**Your goal:**
Determine how many lines carry the word "clutch". Output that number only.

**Dataset content:**

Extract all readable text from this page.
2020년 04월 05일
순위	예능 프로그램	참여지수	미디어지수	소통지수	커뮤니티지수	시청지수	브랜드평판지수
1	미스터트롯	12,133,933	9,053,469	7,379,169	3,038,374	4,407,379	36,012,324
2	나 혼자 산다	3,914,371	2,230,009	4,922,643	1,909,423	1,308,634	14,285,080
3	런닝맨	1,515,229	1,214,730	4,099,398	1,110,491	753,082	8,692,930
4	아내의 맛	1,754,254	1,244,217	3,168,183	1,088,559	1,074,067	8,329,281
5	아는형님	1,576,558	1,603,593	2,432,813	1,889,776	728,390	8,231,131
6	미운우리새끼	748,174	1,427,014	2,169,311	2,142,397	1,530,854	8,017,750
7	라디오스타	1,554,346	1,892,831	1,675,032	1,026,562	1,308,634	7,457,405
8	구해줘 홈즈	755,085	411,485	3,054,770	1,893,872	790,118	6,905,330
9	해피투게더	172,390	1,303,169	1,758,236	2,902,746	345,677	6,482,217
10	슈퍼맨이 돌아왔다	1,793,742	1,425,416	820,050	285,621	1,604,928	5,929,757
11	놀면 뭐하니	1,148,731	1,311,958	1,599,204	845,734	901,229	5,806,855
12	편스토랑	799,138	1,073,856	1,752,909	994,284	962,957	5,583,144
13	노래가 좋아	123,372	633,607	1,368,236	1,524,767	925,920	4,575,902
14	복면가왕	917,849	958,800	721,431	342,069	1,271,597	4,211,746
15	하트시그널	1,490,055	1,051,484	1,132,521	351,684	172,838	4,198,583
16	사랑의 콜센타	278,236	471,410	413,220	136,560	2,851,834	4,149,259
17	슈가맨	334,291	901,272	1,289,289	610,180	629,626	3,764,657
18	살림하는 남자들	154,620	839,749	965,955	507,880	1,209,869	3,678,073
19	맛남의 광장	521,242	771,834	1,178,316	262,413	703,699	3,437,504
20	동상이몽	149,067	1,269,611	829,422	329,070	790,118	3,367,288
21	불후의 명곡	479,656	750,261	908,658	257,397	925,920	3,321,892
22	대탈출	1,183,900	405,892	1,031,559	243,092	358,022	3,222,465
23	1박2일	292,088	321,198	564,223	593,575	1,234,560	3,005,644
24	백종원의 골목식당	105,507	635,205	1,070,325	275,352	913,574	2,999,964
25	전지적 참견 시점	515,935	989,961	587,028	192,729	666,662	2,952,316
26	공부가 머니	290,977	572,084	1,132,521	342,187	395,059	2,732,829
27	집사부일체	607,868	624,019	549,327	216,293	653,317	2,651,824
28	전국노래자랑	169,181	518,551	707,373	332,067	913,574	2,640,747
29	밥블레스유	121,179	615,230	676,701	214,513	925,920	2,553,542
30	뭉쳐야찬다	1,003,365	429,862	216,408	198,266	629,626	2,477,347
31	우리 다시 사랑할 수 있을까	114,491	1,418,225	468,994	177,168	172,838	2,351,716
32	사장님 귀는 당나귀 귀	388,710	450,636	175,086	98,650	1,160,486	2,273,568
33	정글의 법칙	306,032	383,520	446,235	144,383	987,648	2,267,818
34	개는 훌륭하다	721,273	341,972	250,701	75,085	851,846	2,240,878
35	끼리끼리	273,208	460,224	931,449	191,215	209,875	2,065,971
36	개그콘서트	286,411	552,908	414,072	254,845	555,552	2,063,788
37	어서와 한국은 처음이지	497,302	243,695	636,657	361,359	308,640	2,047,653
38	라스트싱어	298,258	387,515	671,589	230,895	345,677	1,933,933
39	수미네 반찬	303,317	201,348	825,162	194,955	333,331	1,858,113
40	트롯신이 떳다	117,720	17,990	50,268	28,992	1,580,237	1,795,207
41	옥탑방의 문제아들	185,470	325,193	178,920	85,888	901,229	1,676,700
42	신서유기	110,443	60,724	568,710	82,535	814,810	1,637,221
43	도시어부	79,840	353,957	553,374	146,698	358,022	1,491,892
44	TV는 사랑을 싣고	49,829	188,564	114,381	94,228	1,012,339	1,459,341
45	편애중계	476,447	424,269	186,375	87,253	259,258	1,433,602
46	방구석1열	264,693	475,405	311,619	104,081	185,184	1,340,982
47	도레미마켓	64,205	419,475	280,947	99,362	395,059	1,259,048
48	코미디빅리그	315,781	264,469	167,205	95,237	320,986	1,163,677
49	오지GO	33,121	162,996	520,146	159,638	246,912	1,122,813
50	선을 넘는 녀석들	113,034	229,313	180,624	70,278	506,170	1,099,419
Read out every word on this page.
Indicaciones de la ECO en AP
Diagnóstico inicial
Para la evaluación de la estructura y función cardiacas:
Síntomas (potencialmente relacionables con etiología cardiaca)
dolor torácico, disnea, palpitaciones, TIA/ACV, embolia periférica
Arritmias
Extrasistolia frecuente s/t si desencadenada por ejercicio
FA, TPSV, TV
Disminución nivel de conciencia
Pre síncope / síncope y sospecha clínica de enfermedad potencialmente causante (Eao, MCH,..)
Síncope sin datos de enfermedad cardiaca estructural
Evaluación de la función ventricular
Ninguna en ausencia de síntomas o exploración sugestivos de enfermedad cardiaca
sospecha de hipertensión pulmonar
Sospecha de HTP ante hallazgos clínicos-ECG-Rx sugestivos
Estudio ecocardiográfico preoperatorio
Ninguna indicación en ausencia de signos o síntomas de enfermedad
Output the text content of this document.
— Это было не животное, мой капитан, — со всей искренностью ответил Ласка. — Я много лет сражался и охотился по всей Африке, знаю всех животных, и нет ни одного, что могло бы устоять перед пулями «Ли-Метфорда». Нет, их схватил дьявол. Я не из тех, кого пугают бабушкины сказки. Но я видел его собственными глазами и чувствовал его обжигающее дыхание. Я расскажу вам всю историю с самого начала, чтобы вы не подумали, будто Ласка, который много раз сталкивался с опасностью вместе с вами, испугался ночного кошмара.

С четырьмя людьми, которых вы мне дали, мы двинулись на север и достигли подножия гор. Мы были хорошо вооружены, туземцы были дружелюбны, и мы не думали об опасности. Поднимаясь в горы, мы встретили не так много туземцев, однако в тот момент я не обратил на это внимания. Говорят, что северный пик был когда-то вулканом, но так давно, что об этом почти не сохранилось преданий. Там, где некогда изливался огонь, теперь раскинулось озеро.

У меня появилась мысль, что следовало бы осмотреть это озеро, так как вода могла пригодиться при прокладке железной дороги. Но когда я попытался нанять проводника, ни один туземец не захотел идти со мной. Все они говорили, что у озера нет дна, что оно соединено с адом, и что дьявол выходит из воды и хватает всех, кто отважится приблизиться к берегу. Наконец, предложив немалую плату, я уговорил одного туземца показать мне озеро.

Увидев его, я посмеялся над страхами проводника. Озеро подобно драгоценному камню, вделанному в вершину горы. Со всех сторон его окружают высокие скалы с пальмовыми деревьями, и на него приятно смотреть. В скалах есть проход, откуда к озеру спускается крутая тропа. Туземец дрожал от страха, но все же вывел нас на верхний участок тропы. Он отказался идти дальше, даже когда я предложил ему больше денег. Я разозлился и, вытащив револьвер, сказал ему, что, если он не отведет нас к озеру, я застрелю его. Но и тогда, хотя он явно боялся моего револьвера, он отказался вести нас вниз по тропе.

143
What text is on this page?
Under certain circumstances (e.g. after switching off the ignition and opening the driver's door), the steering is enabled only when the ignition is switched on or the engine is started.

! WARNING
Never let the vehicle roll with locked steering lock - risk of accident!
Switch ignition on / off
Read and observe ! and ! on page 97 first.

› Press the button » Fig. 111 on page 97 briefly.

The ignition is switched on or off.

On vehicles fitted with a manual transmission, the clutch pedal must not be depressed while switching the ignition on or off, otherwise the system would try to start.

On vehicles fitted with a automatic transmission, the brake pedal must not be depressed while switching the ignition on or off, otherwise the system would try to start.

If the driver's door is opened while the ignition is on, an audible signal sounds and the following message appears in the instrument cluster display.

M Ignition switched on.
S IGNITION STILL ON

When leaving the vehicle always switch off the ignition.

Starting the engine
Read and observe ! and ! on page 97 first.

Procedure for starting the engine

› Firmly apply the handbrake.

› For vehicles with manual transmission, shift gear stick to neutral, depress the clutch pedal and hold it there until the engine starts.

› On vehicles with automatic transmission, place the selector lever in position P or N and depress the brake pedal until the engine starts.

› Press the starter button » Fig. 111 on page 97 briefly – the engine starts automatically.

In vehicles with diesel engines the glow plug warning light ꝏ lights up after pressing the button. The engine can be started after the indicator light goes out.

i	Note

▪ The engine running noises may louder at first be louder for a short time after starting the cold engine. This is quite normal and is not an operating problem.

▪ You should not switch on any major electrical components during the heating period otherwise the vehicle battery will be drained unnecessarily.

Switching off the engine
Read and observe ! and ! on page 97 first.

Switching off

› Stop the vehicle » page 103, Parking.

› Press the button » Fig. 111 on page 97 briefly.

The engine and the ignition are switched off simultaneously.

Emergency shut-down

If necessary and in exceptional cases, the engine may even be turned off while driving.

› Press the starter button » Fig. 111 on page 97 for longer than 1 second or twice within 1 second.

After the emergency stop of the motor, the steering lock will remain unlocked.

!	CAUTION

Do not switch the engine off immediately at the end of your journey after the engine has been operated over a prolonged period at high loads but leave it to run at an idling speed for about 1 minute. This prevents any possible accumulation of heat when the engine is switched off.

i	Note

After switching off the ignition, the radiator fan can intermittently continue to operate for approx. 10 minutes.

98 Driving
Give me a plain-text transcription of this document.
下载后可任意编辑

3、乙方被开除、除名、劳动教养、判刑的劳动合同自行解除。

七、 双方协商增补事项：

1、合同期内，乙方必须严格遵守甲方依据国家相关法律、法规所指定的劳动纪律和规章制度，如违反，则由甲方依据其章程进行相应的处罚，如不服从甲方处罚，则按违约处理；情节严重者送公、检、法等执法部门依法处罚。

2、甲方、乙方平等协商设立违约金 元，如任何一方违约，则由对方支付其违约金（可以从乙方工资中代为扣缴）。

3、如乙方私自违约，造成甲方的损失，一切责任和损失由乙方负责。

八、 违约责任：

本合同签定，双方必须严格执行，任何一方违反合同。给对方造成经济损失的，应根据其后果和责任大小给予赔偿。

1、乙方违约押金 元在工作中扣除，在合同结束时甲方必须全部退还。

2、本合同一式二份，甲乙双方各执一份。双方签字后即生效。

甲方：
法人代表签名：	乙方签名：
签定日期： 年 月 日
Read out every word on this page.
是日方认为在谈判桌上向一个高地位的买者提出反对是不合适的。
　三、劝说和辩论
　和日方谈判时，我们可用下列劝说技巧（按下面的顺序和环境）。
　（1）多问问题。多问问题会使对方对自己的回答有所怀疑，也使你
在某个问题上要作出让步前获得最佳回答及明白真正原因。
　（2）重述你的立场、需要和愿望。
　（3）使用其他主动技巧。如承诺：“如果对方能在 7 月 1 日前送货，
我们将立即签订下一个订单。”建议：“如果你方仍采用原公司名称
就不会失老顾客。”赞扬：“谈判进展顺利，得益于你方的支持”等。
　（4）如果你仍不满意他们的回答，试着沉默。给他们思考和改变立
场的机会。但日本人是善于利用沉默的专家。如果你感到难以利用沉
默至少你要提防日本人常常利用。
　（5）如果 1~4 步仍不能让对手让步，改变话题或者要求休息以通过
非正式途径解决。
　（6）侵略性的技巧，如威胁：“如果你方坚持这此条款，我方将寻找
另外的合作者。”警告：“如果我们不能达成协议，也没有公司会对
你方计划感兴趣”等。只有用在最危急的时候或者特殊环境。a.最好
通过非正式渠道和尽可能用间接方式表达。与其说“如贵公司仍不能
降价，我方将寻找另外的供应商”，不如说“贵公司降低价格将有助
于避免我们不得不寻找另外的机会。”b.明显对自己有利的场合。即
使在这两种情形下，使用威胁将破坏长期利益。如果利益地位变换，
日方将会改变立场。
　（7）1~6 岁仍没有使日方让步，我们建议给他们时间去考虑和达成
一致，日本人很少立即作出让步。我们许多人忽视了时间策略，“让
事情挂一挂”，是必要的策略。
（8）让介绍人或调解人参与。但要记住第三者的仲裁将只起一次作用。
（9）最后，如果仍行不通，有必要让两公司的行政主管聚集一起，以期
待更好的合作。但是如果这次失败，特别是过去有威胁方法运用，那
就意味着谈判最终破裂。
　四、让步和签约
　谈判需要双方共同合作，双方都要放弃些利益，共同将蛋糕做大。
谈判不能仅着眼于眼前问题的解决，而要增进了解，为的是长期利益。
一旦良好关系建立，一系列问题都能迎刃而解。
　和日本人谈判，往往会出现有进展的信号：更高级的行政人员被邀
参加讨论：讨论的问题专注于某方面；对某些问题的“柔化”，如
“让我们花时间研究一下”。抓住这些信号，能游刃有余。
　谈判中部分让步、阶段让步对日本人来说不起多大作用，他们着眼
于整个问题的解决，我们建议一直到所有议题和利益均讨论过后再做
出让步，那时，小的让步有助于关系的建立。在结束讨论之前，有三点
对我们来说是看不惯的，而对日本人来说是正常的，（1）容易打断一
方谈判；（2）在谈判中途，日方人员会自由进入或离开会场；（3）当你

**Result:**
2